--- START OF Input records ---

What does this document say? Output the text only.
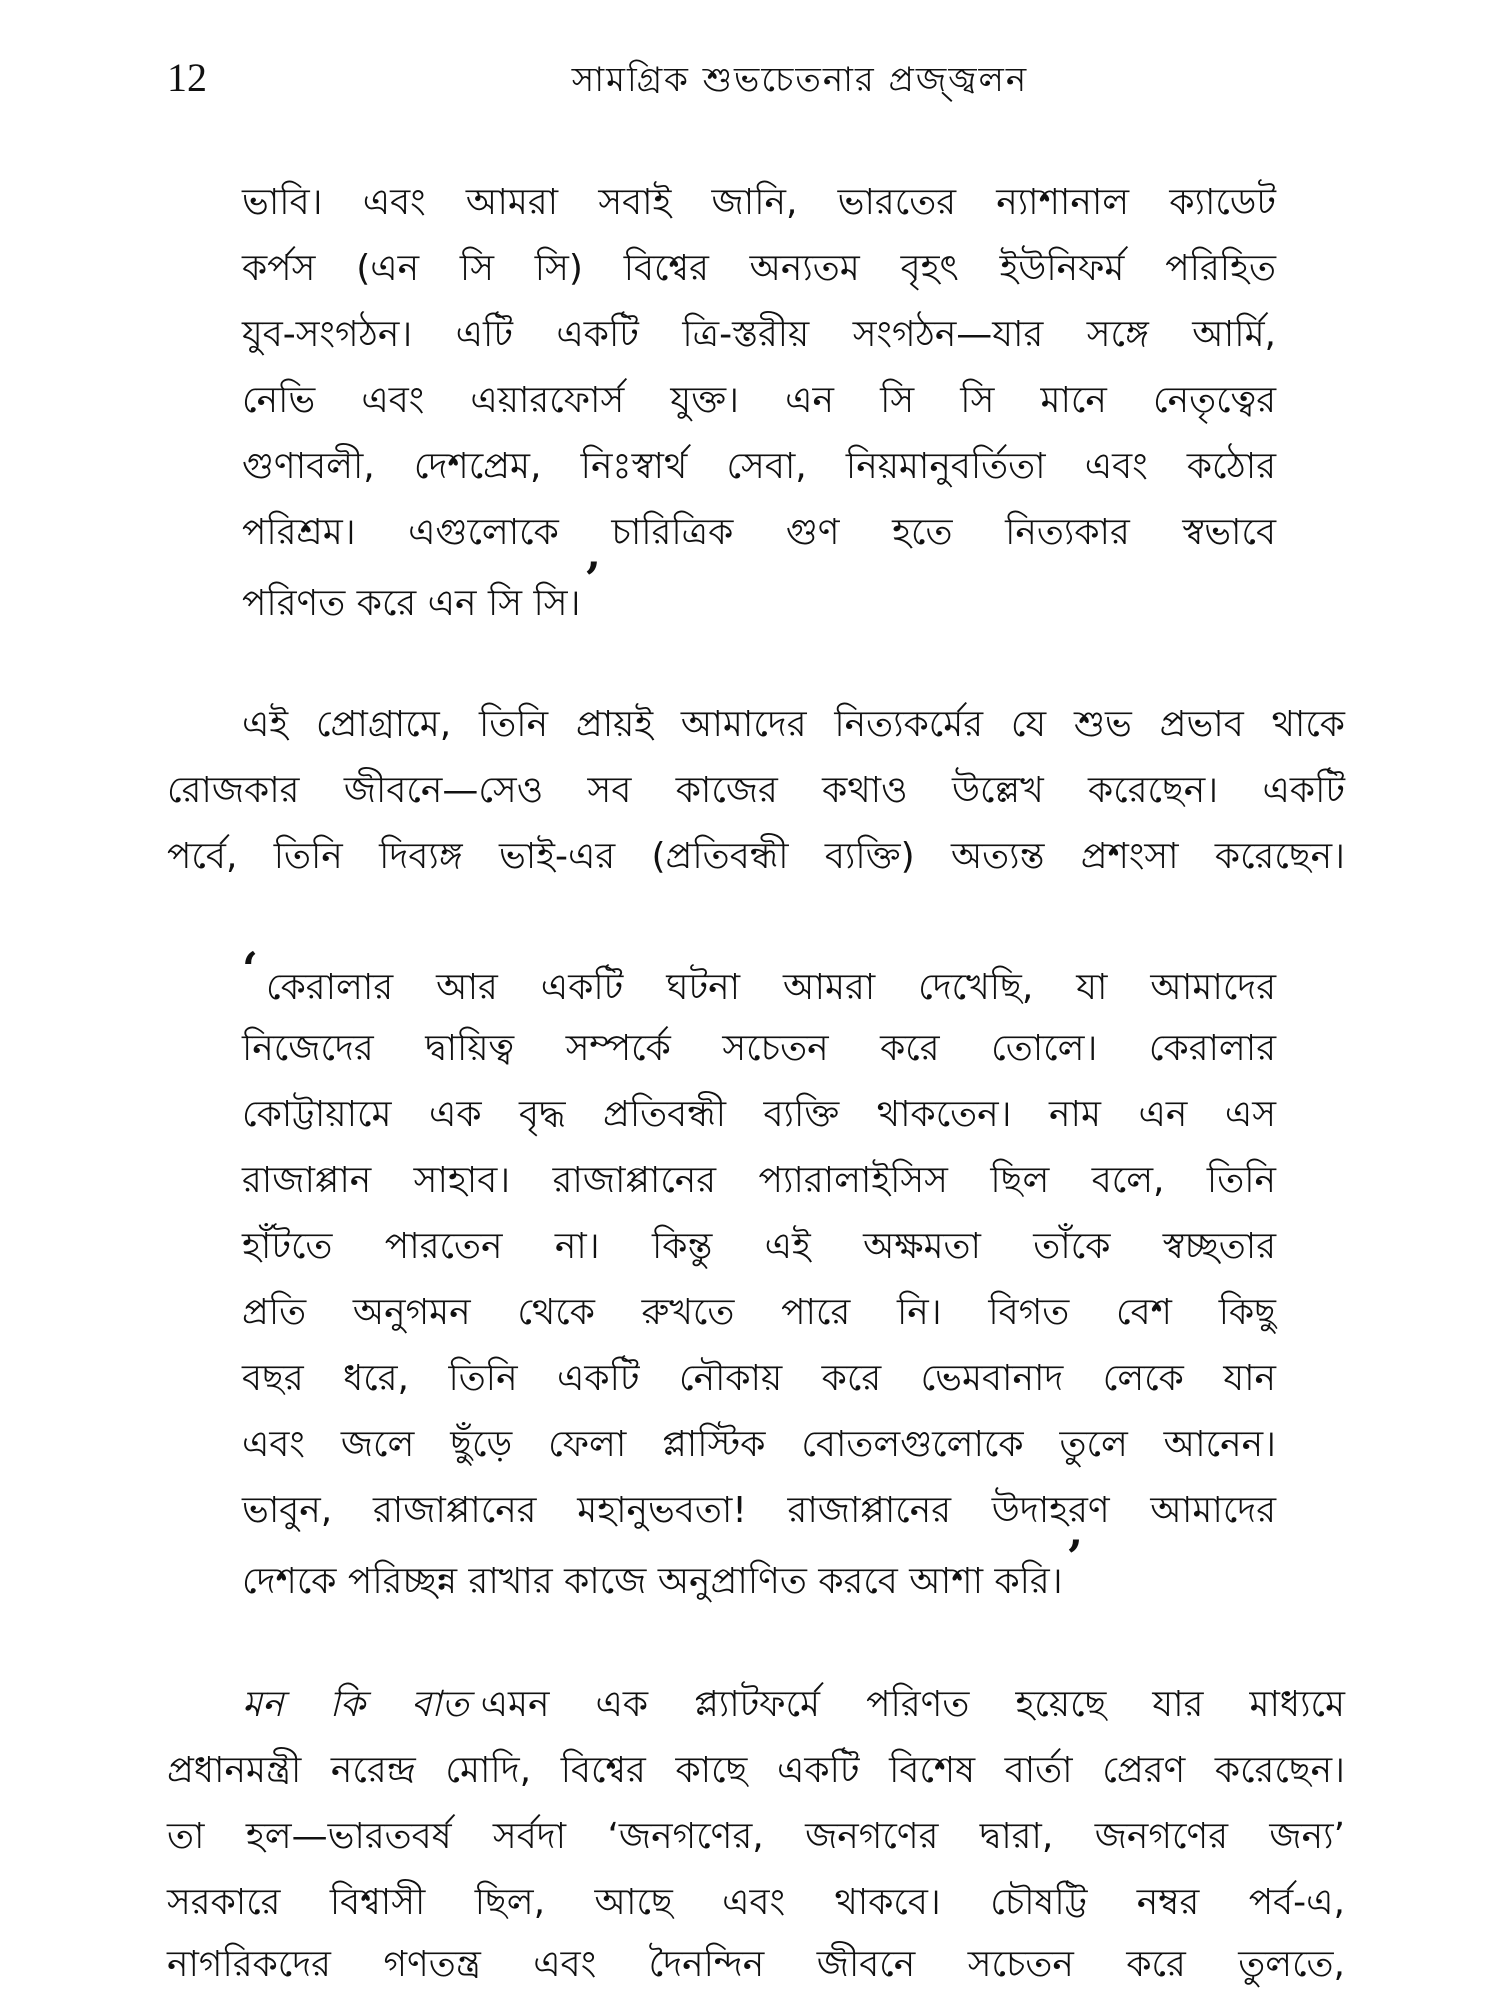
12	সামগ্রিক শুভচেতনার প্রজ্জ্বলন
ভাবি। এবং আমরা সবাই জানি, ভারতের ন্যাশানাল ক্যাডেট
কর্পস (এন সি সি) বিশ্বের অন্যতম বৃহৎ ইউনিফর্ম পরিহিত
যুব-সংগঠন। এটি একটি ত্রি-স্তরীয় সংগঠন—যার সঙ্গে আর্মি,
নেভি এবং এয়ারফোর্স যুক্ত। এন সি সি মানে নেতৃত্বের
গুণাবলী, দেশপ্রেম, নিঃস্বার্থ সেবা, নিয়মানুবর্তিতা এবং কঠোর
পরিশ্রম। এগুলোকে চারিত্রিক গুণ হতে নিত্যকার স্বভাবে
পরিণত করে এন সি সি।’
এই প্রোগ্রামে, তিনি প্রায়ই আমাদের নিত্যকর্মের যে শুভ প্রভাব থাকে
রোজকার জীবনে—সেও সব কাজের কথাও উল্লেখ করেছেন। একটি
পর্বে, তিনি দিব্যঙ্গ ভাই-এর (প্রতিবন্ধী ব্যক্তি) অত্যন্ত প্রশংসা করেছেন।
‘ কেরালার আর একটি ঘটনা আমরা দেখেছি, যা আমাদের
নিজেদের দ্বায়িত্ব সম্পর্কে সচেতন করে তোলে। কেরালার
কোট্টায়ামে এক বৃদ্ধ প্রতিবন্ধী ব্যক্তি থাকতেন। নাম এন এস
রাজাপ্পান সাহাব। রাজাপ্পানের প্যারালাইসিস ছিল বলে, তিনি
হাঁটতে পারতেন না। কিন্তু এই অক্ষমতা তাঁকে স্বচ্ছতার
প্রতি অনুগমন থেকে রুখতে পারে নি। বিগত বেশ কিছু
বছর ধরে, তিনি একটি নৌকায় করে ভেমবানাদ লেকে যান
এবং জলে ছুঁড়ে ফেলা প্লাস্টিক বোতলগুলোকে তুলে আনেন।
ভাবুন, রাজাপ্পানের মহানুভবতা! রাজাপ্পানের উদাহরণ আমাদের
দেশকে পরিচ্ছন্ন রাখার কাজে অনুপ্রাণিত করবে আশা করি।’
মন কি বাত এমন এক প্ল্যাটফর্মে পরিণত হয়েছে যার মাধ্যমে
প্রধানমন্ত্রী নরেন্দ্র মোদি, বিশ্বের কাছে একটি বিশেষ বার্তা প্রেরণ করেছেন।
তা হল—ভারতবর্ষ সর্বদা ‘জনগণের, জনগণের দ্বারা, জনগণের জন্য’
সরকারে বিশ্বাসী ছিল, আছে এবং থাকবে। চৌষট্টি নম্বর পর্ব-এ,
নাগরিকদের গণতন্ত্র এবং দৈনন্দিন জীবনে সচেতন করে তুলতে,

--- END OF Input records ---
--- START OF Input records ---

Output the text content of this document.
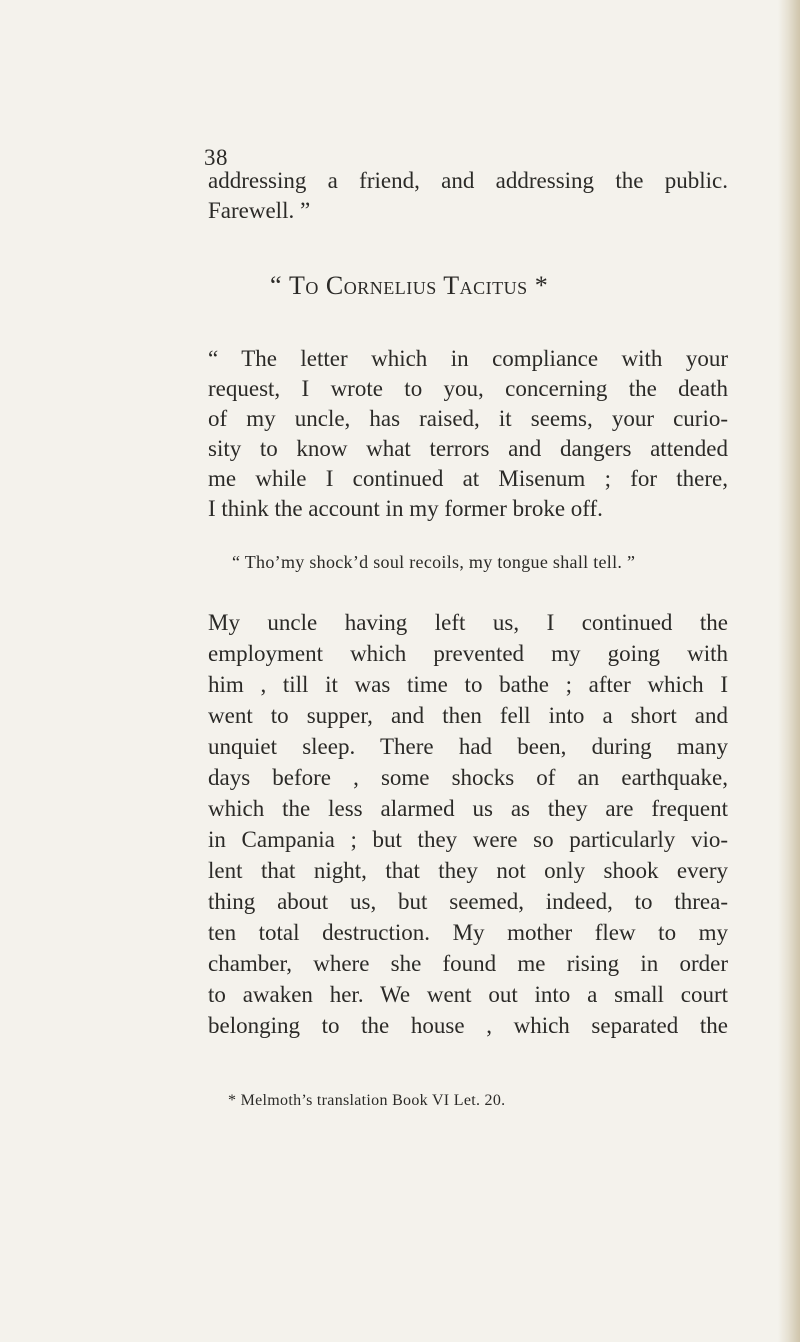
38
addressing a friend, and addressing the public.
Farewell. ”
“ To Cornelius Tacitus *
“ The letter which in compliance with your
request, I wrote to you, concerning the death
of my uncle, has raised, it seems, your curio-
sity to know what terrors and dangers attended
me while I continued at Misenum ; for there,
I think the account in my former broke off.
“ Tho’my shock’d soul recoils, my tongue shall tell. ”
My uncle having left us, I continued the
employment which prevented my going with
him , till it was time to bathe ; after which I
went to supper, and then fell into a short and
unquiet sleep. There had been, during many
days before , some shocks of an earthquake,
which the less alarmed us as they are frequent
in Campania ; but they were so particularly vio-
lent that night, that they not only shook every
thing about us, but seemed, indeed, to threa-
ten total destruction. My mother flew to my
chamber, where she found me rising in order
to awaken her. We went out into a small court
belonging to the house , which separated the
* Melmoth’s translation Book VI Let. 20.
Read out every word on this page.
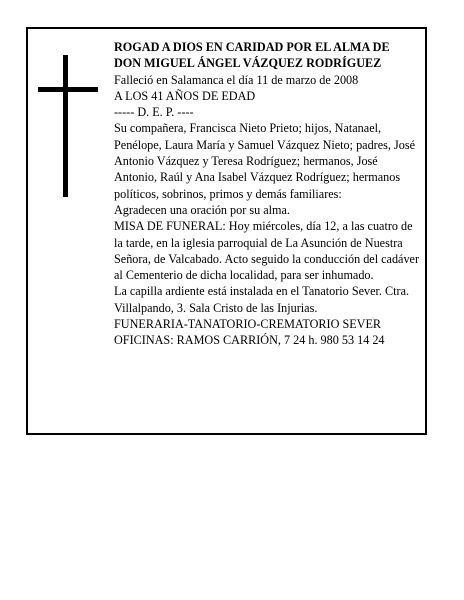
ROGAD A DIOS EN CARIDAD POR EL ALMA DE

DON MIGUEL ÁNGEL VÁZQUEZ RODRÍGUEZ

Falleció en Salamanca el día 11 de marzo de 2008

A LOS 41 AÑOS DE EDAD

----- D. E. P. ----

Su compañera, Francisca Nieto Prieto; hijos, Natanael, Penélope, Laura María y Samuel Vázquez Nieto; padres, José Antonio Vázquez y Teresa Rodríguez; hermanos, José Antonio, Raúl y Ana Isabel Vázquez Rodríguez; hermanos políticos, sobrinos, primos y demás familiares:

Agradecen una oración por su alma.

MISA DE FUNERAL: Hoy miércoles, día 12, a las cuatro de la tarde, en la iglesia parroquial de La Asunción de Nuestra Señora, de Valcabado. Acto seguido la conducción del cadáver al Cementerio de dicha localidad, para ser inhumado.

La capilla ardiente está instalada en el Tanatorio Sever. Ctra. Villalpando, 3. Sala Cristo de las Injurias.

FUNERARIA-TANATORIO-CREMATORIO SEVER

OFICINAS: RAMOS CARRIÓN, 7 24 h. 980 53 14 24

--- END OF Input records ---

■ **What the task requires**
Identify each line in the records above that contains the word "they", and copy it out in full.

■ **Completed exercise**
which the less alarmed us as they are frequent
in Campania ; but they were so particularly vio-
lent that night, that they not only shook every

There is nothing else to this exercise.